"""
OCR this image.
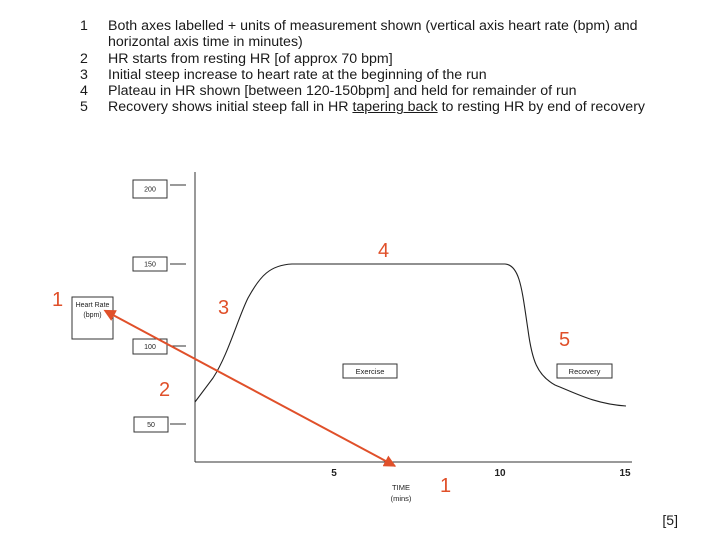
1 Both axes labelled + units of measurement shown (vertical axis heart rate (bpm) and horizontal axis time in minutes)
2 HR starts from resting HR [of approx 70 bpm]
3 Initial steep increase to heart rate at the beginning of the run
4 Plateau in HR shown [between 120-150bpm] and held for remainder of run
5 Recovery shows initial steep fall in HR tapering back to resting HR by end of recovery
200
150
100
50
Heart Rate
(bpm)
5	10	15
TIME
(mins)
Exercise	Recovery
1
2
3
4
5
1
[5]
"""
■ **TASK**
Copy out each line of the entries that holds "steep".

■ **OUTPUT BELOW**
3 Initial steep increase to heart rate at the beginning of the run
5 Recovery shows initial steep fall in HR tapering back to resting HR by end of recovery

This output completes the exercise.